** Start **

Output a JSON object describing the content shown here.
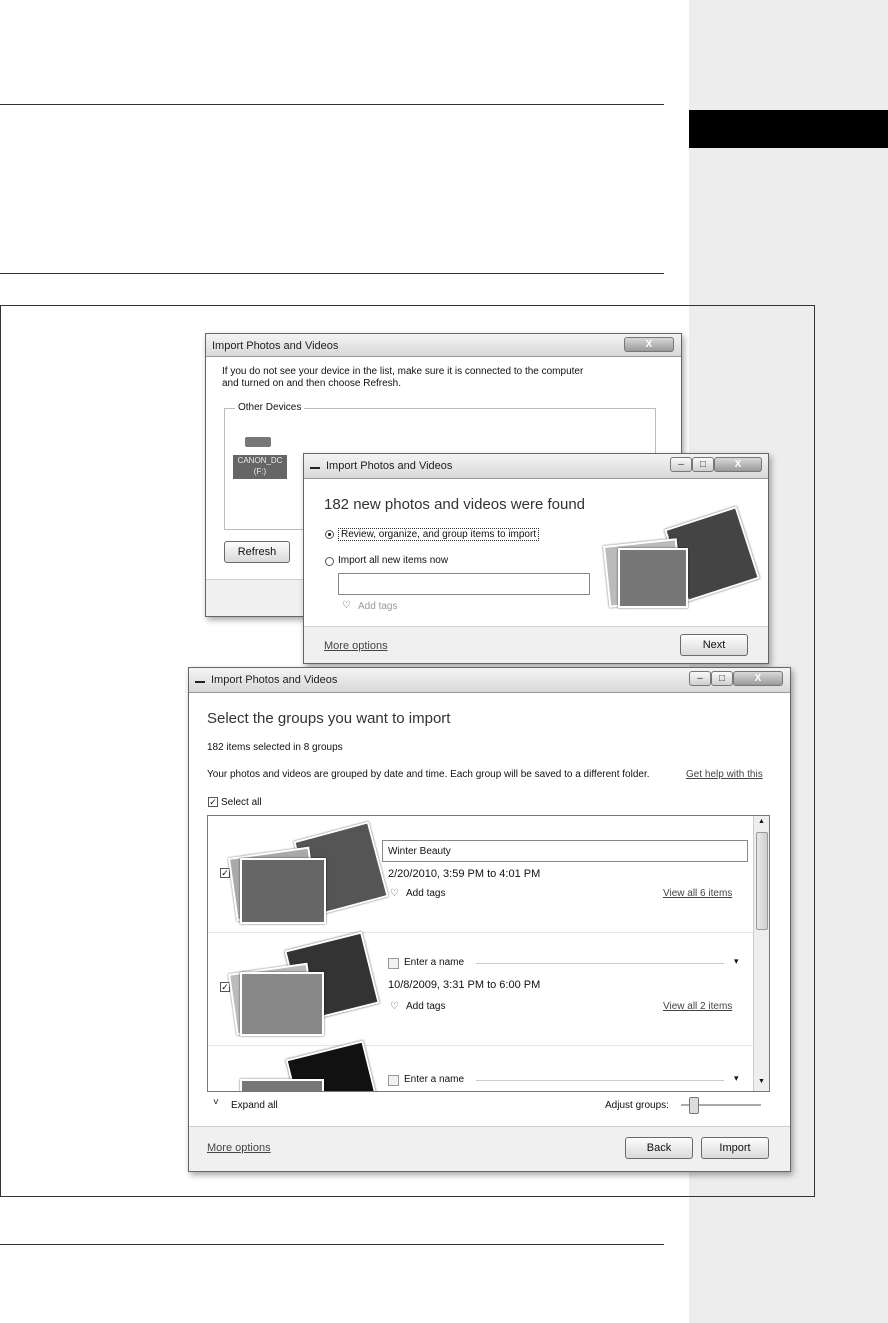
{
  "window1": {
    "title": "Import Photos and Videos",
    "message": "If you do not see your device in the list, make sure it is connected to the computer and turned on and then choose Refresh.",
    "group_label": "Other Devices",
    "device_label": "CANON_DC (F:)",
    "refresh_button": "Refresh",
    "close_glyph": "X"
  },
  "window2": {
    "title": "Import Photos and Videos",
    "heading": "182 new photos and videos were found",
    "option_review": "Review, organize, and group items to import",
    "option_import_all": "Import all new items now",
    "add_tags": "Add tags",
    "more_options": "More options",
    "next_button": "Next"
  },
  "window3": {
    "title": "Import Photos and Videos",
    "heading": "Select the groups you want to import",
    "summary": "182 items selected in 8 groups",
    "description": "Your photos and videos are grouped by date and time. Each group will be saved to a different folder.",
    "help_link": "Get help with this",
    "select_all": "Select all",
    "groups": [
      {
        "name": "Winter Beauty",
        "date": "2/20/2010, 3:59 PM to 4:01 PM",
        "add_tags": "Add tags",
        "view_link": "View all 6 items"
      },
      {
        "name_placeholder": "Enter a name",
        "date": "10/8/2009, 3:31 PM to 6:00 PM",
        "add_tags": "Add tags",
        "view_link": "View all 2 items"
      },
      {
        "name_placeholder": "Enter a name"
      }
    ],
    "expand_all": "Expand all",
    "adjust_groups": "Adjust groups:",
    "more_options": "More options",
    "back_button": "Back",
    "import_button": "Import"
  },
  "icons": {
    "close": "X",
    "minimize": "–",
    "maximize": "□",
    "check": "✓",
    "tag": "♡",
    "expand": "˅",
    "dropdown": "▾",
    "scroll_up": "▲",
    "scroll_down": "▼"
  }
}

** End **

* GIVEN EXERCISE:
Scan the lines above for "heading", then copy every one that has it.

* WORKED SOLUTION:
    "heading": "182 new photos and videos were found",
    "heading": "Select the groups you want to import",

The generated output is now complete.